■ Extracted data:
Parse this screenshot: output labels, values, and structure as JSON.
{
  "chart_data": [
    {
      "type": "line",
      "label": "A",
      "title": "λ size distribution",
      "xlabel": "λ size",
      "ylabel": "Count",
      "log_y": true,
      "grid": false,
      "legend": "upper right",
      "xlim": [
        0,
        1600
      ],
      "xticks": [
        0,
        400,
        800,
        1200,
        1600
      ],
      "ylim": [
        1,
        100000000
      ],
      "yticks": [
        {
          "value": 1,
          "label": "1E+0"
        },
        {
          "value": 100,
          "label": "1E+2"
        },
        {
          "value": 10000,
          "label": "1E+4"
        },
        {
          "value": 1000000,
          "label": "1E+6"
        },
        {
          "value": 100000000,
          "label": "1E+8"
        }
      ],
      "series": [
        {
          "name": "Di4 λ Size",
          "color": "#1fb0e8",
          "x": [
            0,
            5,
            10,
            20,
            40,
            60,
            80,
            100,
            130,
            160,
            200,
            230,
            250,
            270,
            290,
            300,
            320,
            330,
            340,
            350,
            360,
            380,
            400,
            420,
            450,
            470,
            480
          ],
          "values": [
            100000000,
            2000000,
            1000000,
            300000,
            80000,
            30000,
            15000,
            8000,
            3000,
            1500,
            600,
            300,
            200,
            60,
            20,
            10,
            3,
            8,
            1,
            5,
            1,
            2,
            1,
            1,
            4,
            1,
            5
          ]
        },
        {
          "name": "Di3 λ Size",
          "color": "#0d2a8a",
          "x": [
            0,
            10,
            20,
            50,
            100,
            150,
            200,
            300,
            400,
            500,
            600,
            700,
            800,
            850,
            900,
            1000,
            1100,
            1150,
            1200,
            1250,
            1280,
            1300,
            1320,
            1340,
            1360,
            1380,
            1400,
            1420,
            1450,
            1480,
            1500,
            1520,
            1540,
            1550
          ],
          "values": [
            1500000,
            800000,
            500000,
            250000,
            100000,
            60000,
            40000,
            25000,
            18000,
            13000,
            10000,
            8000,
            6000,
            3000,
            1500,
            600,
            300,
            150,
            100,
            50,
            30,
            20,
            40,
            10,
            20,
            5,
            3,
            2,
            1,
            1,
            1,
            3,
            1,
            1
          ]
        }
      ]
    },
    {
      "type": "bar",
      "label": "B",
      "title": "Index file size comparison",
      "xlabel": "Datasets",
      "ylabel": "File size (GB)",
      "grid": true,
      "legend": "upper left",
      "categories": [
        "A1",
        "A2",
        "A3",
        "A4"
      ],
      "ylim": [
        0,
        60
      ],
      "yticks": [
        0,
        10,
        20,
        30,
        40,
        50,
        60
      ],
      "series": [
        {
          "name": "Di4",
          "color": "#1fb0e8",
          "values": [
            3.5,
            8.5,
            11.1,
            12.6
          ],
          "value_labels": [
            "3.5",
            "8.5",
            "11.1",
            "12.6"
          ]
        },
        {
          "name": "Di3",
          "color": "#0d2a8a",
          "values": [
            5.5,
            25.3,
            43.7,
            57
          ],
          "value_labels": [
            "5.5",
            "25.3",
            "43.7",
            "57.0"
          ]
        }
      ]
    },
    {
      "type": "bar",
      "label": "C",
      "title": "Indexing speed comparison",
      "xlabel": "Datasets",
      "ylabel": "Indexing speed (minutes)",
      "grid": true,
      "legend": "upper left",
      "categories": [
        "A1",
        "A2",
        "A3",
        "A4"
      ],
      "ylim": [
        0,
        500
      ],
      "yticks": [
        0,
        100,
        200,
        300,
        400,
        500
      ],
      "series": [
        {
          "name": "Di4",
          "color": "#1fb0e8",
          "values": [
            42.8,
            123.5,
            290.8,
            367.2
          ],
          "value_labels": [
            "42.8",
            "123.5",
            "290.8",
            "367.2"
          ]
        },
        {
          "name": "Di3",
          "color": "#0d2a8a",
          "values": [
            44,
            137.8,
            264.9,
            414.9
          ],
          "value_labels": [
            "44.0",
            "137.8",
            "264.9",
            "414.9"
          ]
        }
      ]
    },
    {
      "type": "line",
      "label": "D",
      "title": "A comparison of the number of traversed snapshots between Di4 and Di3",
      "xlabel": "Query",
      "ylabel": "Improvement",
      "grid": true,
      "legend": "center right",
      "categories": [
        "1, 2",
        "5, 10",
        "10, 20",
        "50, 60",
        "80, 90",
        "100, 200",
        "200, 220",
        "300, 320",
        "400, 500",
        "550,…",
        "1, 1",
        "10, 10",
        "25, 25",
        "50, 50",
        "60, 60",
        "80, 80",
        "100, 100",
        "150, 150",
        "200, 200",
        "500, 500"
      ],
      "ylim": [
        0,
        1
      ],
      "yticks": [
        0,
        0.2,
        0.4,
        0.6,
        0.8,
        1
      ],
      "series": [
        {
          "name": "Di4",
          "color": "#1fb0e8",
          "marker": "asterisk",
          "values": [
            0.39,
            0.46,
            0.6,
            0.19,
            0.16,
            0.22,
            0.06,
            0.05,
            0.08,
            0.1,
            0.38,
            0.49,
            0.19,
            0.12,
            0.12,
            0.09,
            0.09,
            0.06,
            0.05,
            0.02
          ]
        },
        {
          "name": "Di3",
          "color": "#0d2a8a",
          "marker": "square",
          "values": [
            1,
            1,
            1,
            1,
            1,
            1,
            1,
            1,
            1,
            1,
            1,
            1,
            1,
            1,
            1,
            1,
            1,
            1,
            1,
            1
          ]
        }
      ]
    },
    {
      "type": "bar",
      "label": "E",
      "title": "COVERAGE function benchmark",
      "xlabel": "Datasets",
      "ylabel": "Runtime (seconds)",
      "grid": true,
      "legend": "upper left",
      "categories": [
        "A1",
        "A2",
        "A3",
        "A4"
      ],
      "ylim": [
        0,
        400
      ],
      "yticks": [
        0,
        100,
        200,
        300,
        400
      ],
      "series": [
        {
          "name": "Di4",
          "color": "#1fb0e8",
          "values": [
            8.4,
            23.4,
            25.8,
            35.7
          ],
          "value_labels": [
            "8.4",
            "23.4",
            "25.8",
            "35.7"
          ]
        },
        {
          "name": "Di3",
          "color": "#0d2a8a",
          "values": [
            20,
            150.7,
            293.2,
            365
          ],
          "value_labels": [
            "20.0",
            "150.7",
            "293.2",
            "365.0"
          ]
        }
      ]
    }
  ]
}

■ Job:
Return the full listing, character for character.

■ Exercise solution:
Parse this screenshot: output labels, values, and structure as JSON.
{
  "chart_data": [
    {
      "type": "line",
      "label": "A",
      "title": "λ size distribution",
      "xlabel": "λ size",
      "ylabel": "Count",
      "log_y": true,
      "grid": false,
      "legend": "upper right",
      "xlim": [
        0,
        1600
      ],
      "xticks": [
        0,
        400,
        800,
        1200,
        1600
      ],
      "ylim": [
        1,
        100000000
      ],
      "yticks": [
        {
          "value": 1,
          "label": "1E+0"
        },
        {
          "value": 100,
          "label": "1E+2"
        },
        {
          "value": 10000,
          "label": "1E+4"
        },
        {
          "value": 1000000,
          "label": "1E+6"
        },
        {
          "value": 100000000,
          "label": "1E+8"
        }
      ],
      "series": [
        {
          "name": "Di4 λ Size",
          "color": "#1fb0e8",
          "x": [
            0,
            5,
            10,
            20,
            40,
            60,
            80,
            100,
            130,
            160,
            200,
            230,
            250,
            270,
            290,
            300,
            320,
            330,
            340,
            350,
            360,
            380,
            400,
            420,
            450,
            470,
            480
          ],
          "values": [
            100000000,
            2000000,
            1000000,
            300000,
            80000,
            30000,
            15000,
            8000,
            3000,
            1500,
            600,
            300,
            200,
            60,
            20,
            10,
            3,
            8,
            1,
            5,
            1,
            2,
            1,
            1,
            4,
            1,
            5
          ]
        },
        {
          "name": "Di3 λ Size",
          "color": "#0d2a8a",
          "x": [
            0,
            10,
            20,
            50,
            100,
            150,
            200,
            300,
            400,
            500,
            600,
            700,
            800,
            850,
            900,
            1000,
            1100,
            1150,
            1200,
            1250,
            1280,
            1300,
            1320,
            1340,
            1360,
            1380,
            1400,
            1420,
            1450,
            1480,
            1500,
            1520,
            1540,
            1550
          ],
          "values": [
            1500000,
            800000,
            500000,
            250000,
            100000,
            60000,
            40000,
            25000,
            18000,
            13000,
            10000,
            8000,
            6000,
            3000,
            1500,
            600,
            300,
            150,
            100,
            50,
            30,
            20,
            40,
            10,
            20,
            5,
            3,
            2,
            1,
            1,
            1,
            3,
            1,
            1
          ]
        }
      ]
    },
    {
      "type": "bar",
      "label": "B",
      "title": "Index file size comparison",
      "xlabel": "Datasets",
      "ylabel": "File size (GB)",
      "grid": true,
      "legend": "upper left",
      "categories": [
        "A1",
        "A2",
        "A3",
        "A4"
      ],
      "ylim": [
        0,
        60
      ],
      "yticks": [
        0,
        10,
        20,
        30,
        40,
        50,
        60
      ],
      "series": [
        {
          "name": "Di4",
          "color": "#1fb0e8",
          "values": [
            3.5,
            8.5,
            11.1,
            12.6
          ],
          "value_labels": [
            "3.5",
            "8.5",
            "11.1",
            "12.6"
          ]
        },
        {
          "name": "Di3",
          "color": "#0d2a8a",
          "values": [
            5.5,
            25.3,
            43.7,
            57
          ],
          "value_labels": [
            "5.5",
            "25.3",
            "43.7",
            "57.0"
          ]
        }
      ]
    },
    {
      "type": "bar",
      "label": "C",
      "title": "Indexing speed comparison",
      "xlabel": "Datasets",
      "ylabel": "Indexing speed (minutes)",
      "grid": true,
      "legend": "upper left",
      "categories": [
        "A1",
        "A2",
        "A3",
        "A4"
      ],
      "ylim": [
        0,
        500
      ],
      "yticks": [
        0,
        100,
        200,
        300,
        400,
        500
      ],
      "series": [
        {
          "name": "Di4",
          "color": "#1fb0e8",
          "values": [
            42.8,
            123.5,
            290.8,
            367.2
          ],
          "value_labels": [
            "42.8",
            "123.5",
            "290.8",
            "367.2"
          ]
        },
        {
          "name": "Di3",
          "color": "#0d2a8a",
          "values": [
            44,
            137.8,
            264.9,
            414.9
          ],
          "value_labels": [
            "44.0",
            "137.8",
            "264.9",
            "414.9"
          ]
        }
      ]
    },
    {
      "type": "line",
      "label": "D",
      "title": "A comparison of the number of traversed snapshots between Di4 and Di3",
      "xlabel": "Query",
      "ylabel": "Improvement",
      "grid": true,
      "legend": "center right",
      "categories": [
        "1, 2",
        "5, 10",
        "10, 20",
        "50, 60",
        "80, 90",
        "100, 200",
        "200, 220",
        "300, 320",
        "400, 500",
        "550,…",
        "1, 1",
        "10, 10",
        "25, 25",
        "50, 50",
        "60, 60",
        "80, 80",
        "100, 100",
        "150, 150",
        "200, 200",
        "500, 500"
      ],
      "ylim": [
        0,
        1
      ],
      "yticks": [
        0,
        0.2,
        0.4,
        0.6,
        0.8,
        1
      ],
      "series": [
        {
          "name": "Di4",
          "color": "#1fb0e8",
          "marker": "asterisk",
          "values": [
            0.39,
            0.46,
            0.6,
            0.19,
            0.16,
            0.22,
            0.06,
            0.05,
            0.08,
            0.1,
            0.38,
            0.49,
            0.19,
            0.12,
            0.12,
            0.09,
            0.09,
            0.06,
            0.05,
            0.02
          ]
        },
        {
          "name": "Di3",
          "color": "#0d2a8a",
          "marker": "square",
          "values": [
            1,
            1,
            1,
            1,
            1,
            1,
            1,
            1,
            1,
            1,
            1,
            1,
            1,
            1,
            1,
            1,
            1,
            1,
            1,
            1
          ]
        }
      ]
    },
    {
      "type": "bar",
      "label": "E",
      "title": "COVERAGE function benchmark",
      "xlabel": "Datasets",
      "ylabel": "Runtime (seconds)",
      "grid": true,
      "legend": "upper left",
      "categories": [
        "A1",
        "A2",
        "A3",
        "A4"
      ],
      "ylim": [
        0,
        400
      ],
      "yticks": [
        0,
        100,
        200,
        300,
        400
      ],
      "series": [
        {
          "name": "Di4",
          "color": "#1fb0e8",
          "values": [
            8.4,
            23.4,
            25.8,
            35.7
          ],
          "value_labels": [
            "8.4",
            "23.4",
            "25.8",
            "35.7"
          ]
        },
        {
          "name": "Di3",
          "color": "#0d2a8a",
          "values": [
            20,
            150.7,
            293.2,
            365
          ],
          "value_labels": [
            "20.0",
            "150.7",
            "293.2",
            "365.0"
          ]
        }
      ]
    }
  ]
}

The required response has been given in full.